[Instructions to follow]:
Transcribe the records below exactly as they appear.

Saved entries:
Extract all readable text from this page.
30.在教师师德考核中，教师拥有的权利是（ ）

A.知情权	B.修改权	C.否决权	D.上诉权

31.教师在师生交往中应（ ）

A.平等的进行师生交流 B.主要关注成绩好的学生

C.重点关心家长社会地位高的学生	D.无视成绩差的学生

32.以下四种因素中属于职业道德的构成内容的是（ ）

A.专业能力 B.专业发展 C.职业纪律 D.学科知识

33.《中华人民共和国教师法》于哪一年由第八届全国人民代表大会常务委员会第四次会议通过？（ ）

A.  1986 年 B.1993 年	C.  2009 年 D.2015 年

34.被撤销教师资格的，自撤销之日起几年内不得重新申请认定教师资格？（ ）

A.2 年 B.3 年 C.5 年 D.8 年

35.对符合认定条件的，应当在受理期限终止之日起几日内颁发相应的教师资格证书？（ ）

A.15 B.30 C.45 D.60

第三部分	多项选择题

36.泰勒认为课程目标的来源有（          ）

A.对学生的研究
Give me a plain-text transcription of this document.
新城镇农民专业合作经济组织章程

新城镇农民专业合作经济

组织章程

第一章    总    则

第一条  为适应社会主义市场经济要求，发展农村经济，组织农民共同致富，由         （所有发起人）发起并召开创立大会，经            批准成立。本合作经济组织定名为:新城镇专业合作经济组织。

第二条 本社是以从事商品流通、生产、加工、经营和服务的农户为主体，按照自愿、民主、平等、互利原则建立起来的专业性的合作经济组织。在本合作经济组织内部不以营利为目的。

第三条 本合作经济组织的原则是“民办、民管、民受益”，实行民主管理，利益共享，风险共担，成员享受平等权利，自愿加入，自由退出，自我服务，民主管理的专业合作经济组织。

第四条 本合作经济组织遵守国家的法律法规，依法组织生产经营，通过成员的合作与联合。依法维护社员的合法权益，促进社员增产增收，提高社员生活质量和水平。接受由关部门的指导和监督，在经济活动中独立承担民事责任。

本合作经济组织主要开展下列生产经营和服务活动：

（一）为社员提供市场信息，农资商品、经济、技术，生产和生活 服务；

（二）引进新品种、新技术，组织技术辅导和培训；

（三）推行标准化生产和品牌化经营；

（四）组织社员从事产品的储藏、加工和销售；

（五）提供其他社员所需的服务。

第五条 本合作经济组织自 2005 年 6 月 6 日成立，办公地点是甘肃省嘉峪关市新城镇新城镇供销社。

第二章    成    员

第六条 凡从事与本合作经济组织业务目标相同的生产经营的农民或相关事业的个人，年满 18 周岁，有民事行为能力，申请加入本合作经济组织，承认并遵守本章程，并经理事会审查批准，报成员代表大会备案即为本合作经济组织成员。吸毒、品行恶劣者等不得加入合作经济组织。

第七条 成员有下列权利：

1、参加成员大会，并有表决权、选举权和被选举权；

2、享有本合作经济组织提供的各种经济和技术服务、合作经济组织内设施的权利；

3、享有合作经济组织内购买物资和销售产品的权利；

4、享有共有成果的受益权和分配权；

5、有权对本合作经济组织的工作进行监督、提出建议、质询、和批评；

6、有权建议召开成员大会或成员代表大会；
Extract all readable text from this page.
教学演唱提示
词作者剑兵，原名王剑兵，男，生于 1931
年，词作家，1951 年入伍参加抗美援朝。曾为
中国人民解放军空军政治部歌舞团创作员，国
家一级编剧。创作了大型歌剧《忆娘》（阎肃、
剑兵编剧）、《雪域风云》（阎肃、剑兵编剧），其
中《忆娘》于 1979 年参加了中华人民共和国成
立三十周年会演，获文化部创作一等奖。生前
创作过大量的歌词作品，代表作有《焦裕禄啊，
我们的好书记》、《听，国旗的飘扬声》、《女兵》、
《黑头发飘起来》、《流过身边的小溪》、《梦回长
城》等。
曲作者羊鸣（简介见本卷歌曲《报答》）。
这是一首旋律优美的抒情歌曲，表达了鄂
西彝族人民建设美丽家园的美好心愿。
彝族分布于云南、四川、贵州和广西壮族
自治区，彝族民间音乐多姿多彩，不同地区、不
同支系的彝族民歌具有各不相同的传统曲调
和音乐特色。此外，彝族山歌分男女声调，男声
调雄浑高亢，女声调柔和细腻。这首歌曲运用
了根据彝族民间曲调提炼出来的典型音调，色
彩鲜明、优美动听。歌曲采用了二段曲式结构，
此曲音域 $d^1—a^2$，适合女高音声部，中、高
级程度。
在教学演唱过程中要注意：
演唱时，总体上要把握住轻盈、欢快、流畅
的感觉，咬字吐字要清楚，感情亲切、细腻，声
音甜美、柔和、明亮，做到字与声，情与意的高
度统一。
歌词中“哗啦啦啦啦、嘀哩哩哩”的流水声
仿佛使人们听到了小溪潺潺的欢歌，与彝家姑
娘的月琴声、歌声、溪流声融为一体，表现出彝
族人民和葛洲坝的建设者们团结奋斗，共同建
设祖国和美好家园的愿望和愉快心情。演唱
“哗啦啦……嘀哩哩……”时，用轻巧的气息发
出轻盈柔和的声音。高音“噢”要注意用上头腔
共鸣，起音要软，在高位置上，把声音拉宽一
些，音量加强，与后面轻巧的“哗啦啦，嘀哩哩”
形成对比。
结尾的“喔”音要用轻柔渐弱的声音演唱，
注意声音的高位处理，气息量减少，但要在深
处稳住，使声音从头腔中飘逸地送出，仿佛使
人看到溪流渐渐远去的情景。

[Reply]:
Extract all readable text from this page.
30.在教师师德考核中，教师拥有的权利是（ ）

A.知情权	B.修改权	C.否决权	D.上诉权

31.教师在师生交往中应（ ）

A.平等的进行师生交流 B.主要关注成绩好的学生

C.重点关心家长社会地位高的学生	D.无视成绩差的学生

32.以下四种因素中属于职业道德的构成内容的是（ ）

A.专业能力 B.专业发展 C.职业纪律 D.学科知识

33.《中华人民共和国教师法》于哪一年由第八届全国人民代表大会常务委员会第四次会议通过？（ ）

A.  1986 年 B.1993 年	C.  2009 年 D.2015 年

34.被撤销教师资格的，自撤销之日起几年内不得重新申请认定教师资格？（ ）

A.2 年 B.3 年 C.5 年 D.8 年

35.对符合认定条件的，应当在受理期限终止之日起几日内颁发相应的教师资格证书？（ ）

A.15 B.30 C.45 D.60

第三部分	多项选择题

36.泰勒认为课程目标的来源有（          ）

A.对学生的研究
Give me a plain-text transcription of this document.
新城镇农民专业合作经济组织章程

新城镇农民专业合作经济

组织章程

第一章    总    则

第一条  为适应社会主义市场经济要求，发展农村经济，组织农民共同致富，由         （所有发起人）发起并召开创立大会，经            批准成立。本合作经济组织定名为:新城镇专业合作经济组织。

第二条 本社是以从事商品流通、生产、加工、经营和服务的农户为主体，按照自愿、民主、平等、互利原则建立起来的专业性的合作经济组织。在本合作经济组织内部不以营利为目的。

第三条 本合作经济组织的原则是“民办、民管、民受益”，实行民主管理，利益共享，风险共担，成员享受平等权利，自愿加入，自由退出，自我服务，民主管理的专业合作经济组织。

第四条 本合作经济组织遵守国家的法律法规，依法组织生产经营，通过成员的合作与联合。依法维护社员的合法权益，促进社员增产增收，提高社员生活质量和水平。接受由关部门的指导和监督，在经济活动中独立承担民事责任。

本合作经济组织主要开展下列生产经营和服务活动：

（一）为社员提供市场信息，农资商品、经济、技术，生产和生活 服务；

（二）引进新品种、新技术，组织技术辅导和培训；

（三）推行标准化生产和品牌化经营；

（四）组织社员从事产品的储藏、加工和销售；

（五）提供其他社员所需的服务。

第五条 本合作经济组织自 2005 年 6 月 6 日成立，办公地点是甘肃省嘉峪关市新城镇新城镇供销社。

第二章    成    员

第六条 凡从事与本合作经济组织业务目标相同的生产经营的农民或相关事业的个人，年满 18 周岁，有民事行为能力，申请加入本合作经济组织，承认并遵守本章程，并经理事会审查批准，报成员代表大会备案即为本合作经济组织成员。吸毒、品行恶劣者等不得加入合作经济组织。

第七条 成员有下列权利：

1、参加成员大会，并有表决权、选举权和被选举权；

2、享有本合作经济组织提供的各种经济和技术服务、合作经济组织内设施的权利；

3、享有合作经济组织内购买物资和销售产品的权利；

4、享有共有成果的受益权和分配权；

5、有权对本合作经济组织的工作进行监督、提出建议、质询、和批评；

6、有权建议召开成员大会或成员代表大会；
Extract all readable text from this page.
教学演唱提示
词作者剑兵，原名王剑兵，男，生于 1931
年，词作家，1951 年入伍参加抗美援朝。曾为
中国人民解放军空军政治部歌舞团创作员，国
家一级编剧。创作了大型歌剧《忆娘》（阎肃、
剑兵编剧）、《雪域风云》（阎肃、剑兵编剧），其
中《忆娘》于 1979 年参加了中华人民共和国成
立三十周年会演，获文化部创作一等奖。生前
创作过大量的歌词作品，代表作有《焦裕禄啊，
我们的好书记》、《听，国旗的飘扬声》、《女兵》、
《黑头发飘起来》、《流过身边的小溪》、《梦回长
城》等。
曲作者羊鸣（简介见本卷歌曲《报答》）。
这是一首旋律优美的抒情歌曲，表达了鄂
西彝族人民建设美丽家园的美好心愿。
彝族分布于云南、四川、贵州和广西壮族
自治区，彝族民间音乐多姿多彩，不同地区、不
同支系的彝族民歌具有各不相同的传统曲调
和音乐特色。此外，彝族山歌分男女声调，男声
调雄浑高亢，女声调柔和细腻。这首歌曲运用
了根据彝族民间曲调提炼出来的典型音调，色
彩鲜明、优美动听。歌曲采用了二段曲式结构，
此曲音域 $d^1—a^2$，适合女高音声部，中、高
级程度。
在教学演唱过程中要注意：
演唱时，总体上要把握住轻盈、欢快、流畅
的感觉，咬字吐字要清楚，感情亲切、细腻，声
音甜美、柔和、明亮，做到字与声，情与意的高
度统一。
歌词中“哗啦啦啦啦、嘀哩哩哩”的流水声
仿佛使人们听到了小溪潺潺的欢歌，与彝家姑
娘的月琴声、歌声、溪流声融为一体，表现出彝
族人民和葛洲坝的建设者们团结奋斗，共同建
设祖国和美好家园的愿望和愉快心情。演唱
“哗啦啦……嘀哩哩……”时，用轻巧的气息发
出轻盈柔和的声音。高音“噢”要注意用上头腔
共鸣，起音要软，在高位置上，把声音拉宽一
些，音量加强，与后面轻巧的“哗啦啦，嘀哩哩”
形成对比。
结尾的“喔”音要用轻柔渐弱的声音演唱，
注意声音的高位处理，气息量减少，但要在深
处稳住，使声音从头腔中飘逸地送出，仿佛使
人看到溪流渐渐远去的情景。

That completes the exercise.